------ The records ------

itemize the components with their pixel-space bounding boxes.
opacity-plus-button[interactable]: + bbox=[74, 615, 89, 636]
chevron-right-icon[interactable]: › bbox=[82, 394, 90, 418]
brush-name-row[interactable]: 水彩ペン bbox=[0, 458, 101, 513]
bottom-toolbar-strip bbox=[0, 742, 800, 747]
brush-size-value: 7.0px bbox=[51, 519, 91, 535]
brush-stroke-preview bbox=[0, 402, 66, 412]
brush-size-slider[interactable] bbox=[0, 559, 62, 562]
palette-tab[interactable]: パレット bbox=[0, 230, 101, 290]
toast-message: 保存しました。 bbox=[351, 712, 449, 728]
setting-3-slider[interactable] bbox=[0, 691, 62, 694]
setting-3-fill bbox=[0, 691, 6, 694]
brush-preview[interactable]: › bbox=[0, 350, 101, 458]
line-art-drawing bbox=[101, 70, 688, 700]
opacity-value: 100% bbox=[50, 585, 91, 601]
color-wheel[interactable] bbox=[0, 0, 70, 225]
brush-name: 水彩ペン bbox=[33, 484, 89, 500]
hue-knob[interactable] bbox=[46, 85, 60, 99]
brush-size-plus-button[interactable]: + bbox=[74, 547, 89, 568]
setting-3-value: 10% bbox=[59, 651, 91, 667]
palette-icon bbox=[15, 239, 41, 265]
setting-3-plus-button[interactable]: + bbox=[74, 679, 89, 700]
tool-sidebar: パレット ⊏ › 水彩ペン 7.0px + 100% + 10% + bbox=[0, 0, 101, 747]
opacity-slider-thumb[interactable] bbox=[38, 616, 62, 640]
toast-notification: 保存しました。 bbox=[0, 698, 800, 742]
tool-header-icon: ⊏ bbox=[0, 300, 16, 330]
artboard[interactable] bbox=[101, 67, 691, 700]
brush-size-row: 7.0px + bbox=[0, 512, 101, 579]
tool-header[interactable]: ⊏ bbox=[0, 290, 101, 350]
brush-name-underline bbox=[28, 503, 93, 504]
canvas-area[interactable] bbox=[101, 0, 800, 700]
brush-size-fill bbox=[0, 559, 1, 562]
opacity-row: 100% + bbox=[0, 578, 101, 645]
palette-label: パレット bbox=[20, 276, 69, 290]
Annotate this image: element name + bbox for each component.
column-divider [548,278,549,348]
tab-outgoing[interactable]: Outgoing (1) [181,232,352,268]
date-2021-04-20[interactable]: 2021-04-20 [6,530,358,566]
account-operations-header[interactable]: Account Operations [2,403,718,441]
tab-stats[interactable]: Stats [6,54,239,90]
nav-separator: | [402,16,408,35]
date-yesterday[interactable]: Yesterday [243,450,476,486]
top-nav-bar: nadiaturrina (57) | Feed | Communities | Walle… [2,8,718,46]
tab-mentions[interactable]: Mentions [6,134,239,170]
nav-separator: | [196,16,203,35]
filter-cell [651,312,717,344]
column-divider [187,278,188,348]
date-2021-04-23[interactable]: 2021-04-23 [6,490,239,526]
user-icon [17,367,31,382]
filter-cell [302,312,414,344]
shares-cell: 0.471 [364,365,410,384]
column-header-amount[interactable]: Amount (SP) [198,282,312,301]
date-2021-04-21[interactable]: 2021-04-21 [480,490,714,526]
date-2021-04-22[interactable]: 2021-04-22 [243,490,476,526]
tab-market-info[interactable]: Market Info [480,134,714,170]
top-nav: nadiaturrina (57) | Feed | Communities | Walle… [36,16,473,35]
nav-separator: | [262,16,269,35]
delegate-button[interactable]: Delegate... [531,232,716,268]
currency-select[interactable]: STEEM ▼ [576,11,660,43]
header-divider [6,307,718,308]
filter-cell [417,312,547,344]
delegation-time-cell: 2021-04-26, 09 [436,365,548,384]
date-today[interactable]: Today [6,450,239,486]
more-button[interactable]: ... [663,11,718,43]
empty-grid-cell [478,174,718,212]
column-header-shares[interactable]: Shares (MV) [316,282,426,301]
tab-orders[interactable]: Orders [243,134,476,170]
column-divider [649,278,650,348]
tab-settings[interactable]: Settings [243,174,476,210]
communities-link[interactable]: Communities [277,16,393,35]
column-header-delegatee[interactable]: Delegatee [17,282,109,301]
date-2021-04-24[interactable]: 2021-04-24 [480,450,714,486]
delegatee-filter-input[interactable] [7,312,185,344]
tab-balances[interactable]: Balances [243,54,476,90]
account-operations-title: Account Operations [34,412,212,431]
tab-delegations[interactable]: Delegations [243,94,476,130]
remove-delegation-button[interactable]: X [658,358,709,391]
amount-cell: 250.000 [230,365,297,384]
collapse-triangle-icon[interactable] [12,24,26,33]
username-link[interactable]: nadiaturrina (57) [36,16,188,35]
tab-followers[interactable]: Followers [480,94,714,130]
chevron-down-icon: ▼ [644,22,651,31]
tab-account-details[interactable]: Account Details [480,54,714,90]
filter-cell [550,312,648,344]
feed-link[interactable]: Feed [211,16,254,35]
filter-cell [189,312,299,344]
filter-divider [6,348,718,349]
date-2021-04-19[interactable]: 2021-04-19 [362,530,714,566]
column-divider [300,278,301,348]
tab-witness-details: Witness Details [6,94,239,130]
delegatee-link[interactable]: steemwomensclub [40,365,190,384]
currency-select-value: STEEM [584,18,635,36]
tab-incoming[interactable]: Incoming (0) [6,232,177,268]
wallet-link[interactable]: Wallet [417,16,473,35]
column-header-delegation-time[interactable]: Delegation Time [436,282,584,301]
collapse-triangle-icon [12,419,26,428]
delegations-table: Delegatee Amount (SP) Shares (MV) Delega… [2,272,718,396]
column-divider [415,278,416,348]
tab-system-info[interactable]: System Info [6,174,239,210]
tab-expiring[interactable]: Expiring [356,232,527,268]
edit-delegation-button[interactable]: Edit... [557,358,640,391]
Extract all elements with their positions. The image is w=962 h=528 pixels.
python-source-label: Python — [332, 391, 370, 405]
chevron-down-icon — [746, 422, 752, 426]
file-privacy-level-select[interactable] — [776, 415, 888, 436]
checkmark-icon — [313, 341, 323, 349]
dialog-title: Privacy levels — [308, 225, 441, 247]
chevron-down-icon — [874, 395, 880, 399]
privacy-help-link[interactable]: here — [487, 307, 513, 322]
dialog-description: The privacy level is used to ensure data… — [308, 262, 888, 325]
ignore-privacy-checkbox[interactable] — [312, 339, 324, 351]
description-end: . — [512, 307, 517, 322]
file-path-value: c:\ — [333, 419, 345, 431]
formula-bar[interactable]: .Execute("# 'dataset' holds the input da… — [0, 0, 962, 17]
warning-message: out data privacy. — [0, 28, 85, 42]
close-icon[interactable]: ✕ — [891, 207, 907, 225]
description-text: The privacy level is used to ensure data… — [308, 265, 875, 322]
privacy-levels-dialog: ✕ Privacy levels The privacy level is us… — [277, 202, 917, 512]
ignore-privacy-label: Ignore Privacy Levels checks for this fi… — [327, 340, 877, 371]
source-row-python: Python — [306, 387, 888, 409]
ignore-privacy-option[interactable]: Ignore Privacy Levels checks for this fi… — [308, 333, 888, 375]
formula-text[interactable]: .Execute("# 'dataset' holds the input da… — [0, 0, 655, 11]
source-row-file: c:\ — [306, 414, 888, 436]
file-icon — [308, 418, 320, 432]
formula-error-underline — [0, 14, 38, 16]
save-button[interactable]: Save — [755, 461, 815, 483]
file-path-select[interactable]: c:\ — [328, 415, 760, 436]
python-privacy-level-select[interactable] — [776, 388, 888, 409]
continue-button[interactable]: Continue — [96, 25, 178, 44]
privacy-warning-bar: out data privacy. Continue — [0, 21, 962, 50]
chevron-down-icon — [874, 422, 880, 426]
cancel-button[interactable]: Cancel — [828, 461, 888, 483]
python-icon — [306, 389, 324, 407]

------

◆ **Exercise description**: From the listing above, pull out every line that contains the string "delegations".

◆ **Answer to the exercise**:
tab-delegations[interactable]: Delegations [243,94,476,130]
delegations-table: Delegatee Amount (SP) Shares (MV) Delega… [2,272,718,396]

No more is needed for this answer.